Exercise description
Provide the data again in its entirety, exactly as given.

— START Exercise data —

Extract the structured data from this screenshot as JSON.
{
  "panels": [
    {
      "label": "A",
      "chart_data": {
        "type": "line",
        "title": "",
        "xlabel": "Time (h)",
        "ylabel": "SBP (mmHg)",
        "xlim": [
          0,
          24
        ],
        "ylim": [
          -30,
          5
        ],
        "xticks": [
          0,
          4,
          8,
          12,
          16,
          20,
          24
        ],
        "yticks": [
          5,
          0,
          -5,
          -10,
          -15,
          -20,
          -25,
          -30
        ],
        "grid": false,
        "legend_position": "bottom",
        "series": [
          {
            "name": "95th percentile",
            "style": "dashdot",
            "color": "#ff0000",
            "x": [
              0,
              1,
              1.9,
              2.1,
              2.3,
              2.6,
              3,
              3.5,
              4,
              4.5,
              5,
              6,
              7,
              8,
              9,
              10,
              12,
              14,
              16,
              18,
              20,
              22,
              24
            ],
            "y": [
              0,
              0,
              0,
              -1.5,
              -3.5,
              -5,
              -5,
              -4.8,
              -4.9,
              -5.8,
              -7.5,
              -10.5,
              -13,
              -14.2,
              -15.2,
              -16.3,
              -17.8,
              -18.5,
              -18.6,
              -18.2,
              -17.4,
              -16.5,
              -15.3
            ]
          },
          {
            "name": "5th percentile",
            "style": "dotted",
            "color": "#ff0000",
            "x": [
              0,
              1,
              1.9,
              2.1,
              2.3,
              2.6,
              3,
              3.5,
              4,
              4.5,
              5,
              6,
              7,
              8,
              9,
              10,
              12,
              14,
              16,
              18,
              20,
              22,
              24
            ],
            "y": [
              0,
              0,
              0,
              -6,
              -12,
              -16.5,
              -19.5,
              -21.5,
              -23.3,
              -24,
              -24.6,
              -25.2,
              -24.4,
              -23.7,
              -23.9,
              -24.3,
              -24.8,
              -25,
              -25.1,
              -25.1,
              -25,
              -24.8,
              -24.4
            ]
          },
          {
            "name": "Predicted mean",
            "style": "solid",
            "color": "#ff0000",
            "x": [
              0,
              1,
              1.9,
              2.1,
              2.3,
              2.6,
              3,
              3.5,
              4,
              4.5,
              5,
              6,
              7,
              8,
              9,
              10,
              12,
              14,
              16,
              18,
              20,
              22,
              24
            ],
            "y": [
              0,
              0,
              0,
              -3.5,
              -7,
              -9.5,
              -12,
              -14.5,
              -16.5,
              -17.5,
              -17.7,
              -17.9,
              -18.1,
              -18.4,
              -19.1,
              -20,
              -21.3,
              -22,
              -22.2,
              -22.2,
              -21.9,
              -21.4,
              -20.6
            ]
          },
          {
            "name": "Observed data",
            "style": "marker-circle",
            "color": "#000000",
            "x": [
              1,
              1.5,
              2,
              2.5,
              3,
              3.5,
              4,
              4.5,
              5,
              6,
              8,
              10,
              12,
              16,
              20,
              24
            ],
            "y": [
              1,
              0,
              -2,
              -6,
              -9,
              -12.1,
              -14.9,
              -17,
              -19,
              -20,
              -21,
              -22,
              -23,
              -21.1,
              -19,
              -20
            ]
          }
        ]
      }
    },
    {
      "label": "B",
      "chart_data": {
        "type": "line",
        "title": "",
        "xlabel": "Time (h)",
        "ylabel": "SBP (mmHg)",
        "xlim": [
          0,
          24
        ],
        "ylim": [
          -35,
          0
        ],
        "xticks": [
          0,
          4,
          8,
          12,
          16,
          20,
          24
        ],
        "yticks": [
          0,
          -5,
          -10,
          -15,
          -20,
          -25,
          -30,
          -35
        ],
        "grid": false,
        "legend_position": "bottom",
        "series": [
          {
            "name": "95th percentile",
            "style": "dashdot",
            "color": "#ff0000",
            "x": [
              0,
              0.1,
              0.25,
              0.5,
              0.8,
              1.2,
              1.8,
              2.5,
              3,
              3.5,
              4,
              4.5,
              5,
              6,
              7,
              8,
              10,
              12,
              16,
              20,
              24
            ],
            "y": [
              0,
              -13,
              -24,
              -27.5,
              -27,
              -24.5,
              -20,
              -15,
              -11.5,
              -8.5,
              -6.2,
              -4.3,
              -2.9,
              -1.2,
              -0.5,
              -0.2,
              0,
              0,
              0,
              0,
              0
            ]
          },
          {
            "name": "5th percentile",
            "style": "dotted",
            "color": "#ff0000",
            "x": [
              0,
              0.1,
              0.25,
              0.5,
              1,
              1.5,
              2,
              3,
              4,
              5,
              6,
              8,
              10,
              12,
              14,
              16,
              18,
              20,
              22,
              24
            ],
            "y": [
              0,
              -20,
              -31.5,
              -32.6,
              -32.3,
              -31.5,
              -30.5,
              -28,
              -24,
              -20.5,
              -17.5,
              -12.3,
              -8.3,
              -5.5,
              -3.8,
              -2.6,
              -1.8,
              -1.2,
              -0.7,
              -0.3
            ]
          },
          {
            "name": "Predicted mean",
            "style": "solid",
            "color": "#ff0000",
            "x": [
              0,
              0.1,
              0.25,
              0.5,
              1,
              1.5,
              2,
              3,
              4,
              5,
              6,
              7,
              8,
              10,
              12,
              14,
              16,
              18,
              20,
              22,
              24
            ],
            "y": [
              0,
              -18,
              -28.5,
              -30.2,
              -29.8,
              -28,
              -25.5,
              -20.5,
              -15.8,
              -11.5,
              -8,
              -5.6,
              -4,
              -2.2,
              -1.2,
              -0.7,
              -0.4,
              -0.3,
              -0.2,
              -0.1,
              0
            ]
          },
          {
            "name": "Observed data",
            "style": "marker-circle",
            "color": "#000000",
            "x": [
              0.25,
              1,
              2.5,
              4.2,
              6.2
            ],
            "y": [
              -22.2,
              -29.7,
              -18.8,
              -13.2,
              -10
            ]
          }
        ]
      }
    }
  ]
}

— END Exercise data —

Task result
Extract the structured data from this screenshot as JSON.
{
  "panels": [
    {
      "label": "A",
      "chart_data": {
        "type": "line",
        "title": "",
        "xlabel": "Time (h)",
        "ylabel": "SBP (mmHg)",
        "xlim": [
          0,
          24
        ],
        "ylim": [
          -30,
          5
        ],
        "xticks": [
          0,
          4,
          8,
          12,
          16,
          20,
          24
        ],
        "yticks": [
          5,
          0,
          -5,
          -10,
          -15,
          -20,
          -25,
          -30
        ],
        "grid": false,
        "legend_position": "bottom",
        "series": [
          {
            "name": "95th percentile",
            "style": "dashdot",
            "color": "#ff0000",
            "x": [
              0,
              1,
              1.9,
              2.1,
              2.3,
              2.6,
              3,
              3.5,
              4,
              4.5,
              5,
              6,
              7,
              8,
              9,
              10,
              12,
              14,
              16,
              18,
              20,
              22,
              24
            ],
            "y": [
              0,
              0,
              0,
              -1.5,
              -3.5,
              -5,
              -5,
              -4.8,
              -4.9,
              -5.8,
              -7.5,
              -10.5,
              -13,
              -14.2,
              -15.2,
              -16.3,
              -17.8,
              -18.5,
              -18.6,
              -18.2,
              -17.4,
              -16.5,
              -15.3
            ]
          },
          {
            "name": "5th percentile",
            "style": "dotted",
            "color": "#ff0000",
            "x": [
              0,
              1,
              1.9,
              2.1,
              2.3,
              2.6,
              3,
              3.5,
              4,
              4.5,
              5,
              6,
              7,
              8,
              9,
              10,
              12,
              14,
              16,
              18,
              20,
              22,
              24
            ],
            "y": [
              0,
              0,
              0,
              -6,
              -12,
              -16.5,
              -19.5,
              -21.5,
              -23.3,
              -24,
              -24.6,
              -25.2,
              -24.4,
              -23.7,
              -23.9,
              -24.3,
              -24.8,
              -25,
              -25.1,
              -25.1,
              -25,
              -24.8,
              -24.4
            ]
          },
          {
            "name": "Predicted mean",
            "style": "solid",
            "color": "#ff0000",
            "x": [
              0,
              1,
              1.9,
              2.1,
              2.3,
              2.6,
              3,
              3.5,
              4,
              4.5,
              5,
              6,
              7,
              8,
              9,
              10,
              12,
              14,
              16,
              18,
              20,
              22,
              24
            ],
            "y": [
              0,
              0,
              0,
              -3.5,
              -7,
              -9.5,
              -12,
              -14.5,
              -16.5,
              -17.5,
              -17.7,
              -17.9,
              -18.1,
              -18.4,
              -19.1,
              -20,
              -21.3,
              -22,
              -22.2,
              -22.2,
              -21.9,
              -21.4,
              -20.6
            ]
          },
          {
            "name": "Observed data",
            "style": "marker-circle",
            "color": "#000000",
            "x": [
              1,
              1.5,
              2,
              2.5,
              3,
              3.5,
              4,
              4.5,
              5,
              6,
              8,
              10,
              12,
              16,
              20,
              24
            ],
            "y": [
              1,
              0,
              -2,
              -6,
              -9,
              -12.1,
              -14.9,
              -17,
              -19,
              -20,
              -21,
              -22,
              -23,
              -21.1,
              -19,
              -20
            ]
          }
        ]
      }
    },
    {
      "label": "B",
      "chart_data": {
        "type": "line",
        "title": "",
        "xlabel": "Time (h)",
        "ylabel": "SBP (mmHg)",
        "xlim": [
          0,
          24
        ],
        "ylim": [
          -35,
          0
        ],
        "xticks": [
          0,
          4,
          8,
          12,
          16,
          20,
          24
        ],
        "yticks": [
          0,
          -5,
          -10,
          -15,
          -20,
          -25,
          -30,
          -35
        ],
        "grid": false,
        "legend_position": "bottom",
        "series": [
          {
            "name": "95th percentile",
            "style": "dashdot",
            "color": "#ff0000",
            "x": [
              0,
              0.1,
              0.25,
              0.5,
              0.8,
              1.2,
              1.8,
              2.5,
              3,
              3.5,
              4,
              4.5,
              5,
              6,
              7,
              8,
              10,
              12,
              16,
              20,
              24
            ],
            "y": [
              0,
              -13,
              -24,
              -27.5,
              -27,
              -24.5,
              -20,
              -15,
              -11.5,
              -8.5,
              -6.2,
              -4.3,
              -2.9,
              -1.2,
              -0.5,
              -0.2,
              0,
              0,
              0,
              0,
              0
            ]
          },
          {
            "name": "5th percentile",
            "style": "dotted",
            "color": "#ff0000",
            "x": [
              0,
              0.1,
              0.25,
              0.5,
              1,
              1.5,
              2,
              3,
              4,
              5,
              6,
              8,
              10,
              12,
              14,
              16,
              18,
              20,
              22,
              24
            ],
            "y": [
              0,
              -20,
              -31.5,
              -32.6,
              -32.3,
              -31.5,
              -30.5,
              -28,
              -24,
              -20.5,
              -17.5,
              -12.3,
              -8.3,
              -5.5,
              -3.8,
              -2.6,
              -1.8,
              -1.2,
              -0.7,
              -0.3
            ]
          },
          {
            "name": "Predicted mean",
            "style": "solid",
            "color": "#ff0000",
            "x": [
              0,
              0.1,
              0.25,
              0.5,
              1,
              1.5,
              2,
              3,
              4,
              5,
              6,
              7,
              8,
              10,
              12,
              14,
              16,
              18,
              20,
              22,
              24
            ],
            "y": [
              0,
              -18,
              -28.5,
              -30.2,
              -29.8,
              -28,
              -25.5,
              -20.5,
              -15.8,
              -11.5,
              -8,
              -5.6,
              -4,
              -2.2,
              -1.2,
              -0.7,
              -0.4,
              -0.3,
              -0.2,
              -0.1,
              0
            ]
          },
          {
            "name": "Observed data",
            "style": "marker-circle",
            "color": "#000000",
            "x": [
              0.25,
              1,
              2.5,
              4.2,
              6.2
            ],
            "y": [
              -22.2,
              -29.7,
              -18.8,
              -13.2,
              -10
            ]
          }
        ]
      }
    }
  ]
}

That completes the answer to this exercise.